Search the listing for the string "Topology" and copy every line that contains it.

■ ■ ■ ■ ■

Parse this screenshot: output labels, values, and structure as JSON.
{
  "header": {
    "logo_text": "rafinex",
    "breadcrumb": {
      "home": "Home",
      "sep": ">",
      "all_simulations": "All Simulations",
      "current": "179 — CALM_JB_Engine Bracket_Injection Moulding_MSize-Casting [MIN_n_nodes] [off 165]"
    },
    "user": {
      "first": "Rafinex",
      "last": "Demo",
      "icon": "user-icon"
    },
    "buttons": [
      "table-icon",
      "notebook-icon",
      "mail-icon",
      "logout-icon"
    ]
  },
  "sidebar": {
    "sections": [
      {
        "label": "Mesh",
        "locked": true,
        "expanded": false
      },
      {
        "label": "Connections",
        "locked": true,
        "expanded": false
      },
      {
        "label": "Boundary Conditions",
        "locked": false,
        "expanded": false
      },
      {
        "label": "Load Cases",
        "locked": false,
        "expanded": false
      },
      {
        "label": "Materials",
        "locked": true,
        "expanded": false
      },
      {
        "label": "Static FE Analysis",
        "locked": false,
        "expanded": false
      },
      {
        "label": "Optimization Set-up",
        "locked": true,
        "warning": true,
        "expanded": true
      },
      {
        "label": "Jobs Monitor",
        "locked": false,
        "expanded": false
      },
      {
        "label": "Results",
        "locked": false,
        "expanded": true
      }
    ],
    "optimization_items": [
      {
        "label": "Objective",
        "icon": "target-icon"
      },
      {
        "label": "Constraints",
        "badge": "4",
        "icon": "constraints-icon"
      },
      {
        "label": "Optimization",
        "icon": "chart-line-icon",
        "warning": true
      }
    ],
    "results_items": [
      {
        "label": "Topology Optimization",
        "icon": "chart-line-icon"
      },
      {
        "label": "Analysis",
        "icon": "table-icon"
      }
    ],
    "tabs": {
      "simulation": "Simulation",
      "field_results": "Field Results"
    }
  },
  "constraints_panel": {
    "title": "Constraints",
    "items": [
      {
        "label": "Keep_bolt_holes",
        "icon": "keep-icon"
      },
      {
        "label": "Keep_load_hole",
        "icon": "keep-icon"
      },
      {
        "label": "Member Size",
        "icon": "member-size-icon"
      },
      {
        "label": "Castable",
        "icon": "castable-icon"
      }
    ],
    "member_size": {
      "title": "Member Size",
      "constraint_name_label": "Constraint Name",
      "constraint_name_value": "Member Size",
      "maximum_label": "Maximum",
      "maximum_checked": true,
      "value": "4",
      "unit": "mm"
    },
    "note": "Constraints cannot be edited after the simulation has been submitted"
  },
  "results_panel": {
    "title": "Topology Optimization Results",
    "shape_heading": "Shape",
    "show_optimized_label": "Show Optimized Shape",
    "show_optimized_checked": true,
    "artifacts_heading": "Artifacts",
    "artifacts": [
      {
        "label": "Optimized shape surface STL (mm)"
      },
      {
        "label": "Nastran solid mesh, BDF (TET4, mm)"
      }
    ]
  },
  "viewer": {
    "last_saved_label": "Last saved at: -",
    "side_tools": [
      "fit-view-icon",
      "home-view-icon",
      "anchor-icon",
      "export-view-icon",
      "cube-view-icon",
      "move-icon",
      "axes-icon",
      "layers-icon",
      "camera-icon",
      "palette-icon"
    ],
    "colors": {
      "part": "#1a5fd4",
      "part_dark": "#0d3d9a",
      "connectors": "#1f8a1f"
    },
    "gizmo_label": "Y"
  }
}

■ ■ ■ ■ ■

## Exercise solution
        "label": "Topology Optimization",
    "title": "Topology Optimization Results",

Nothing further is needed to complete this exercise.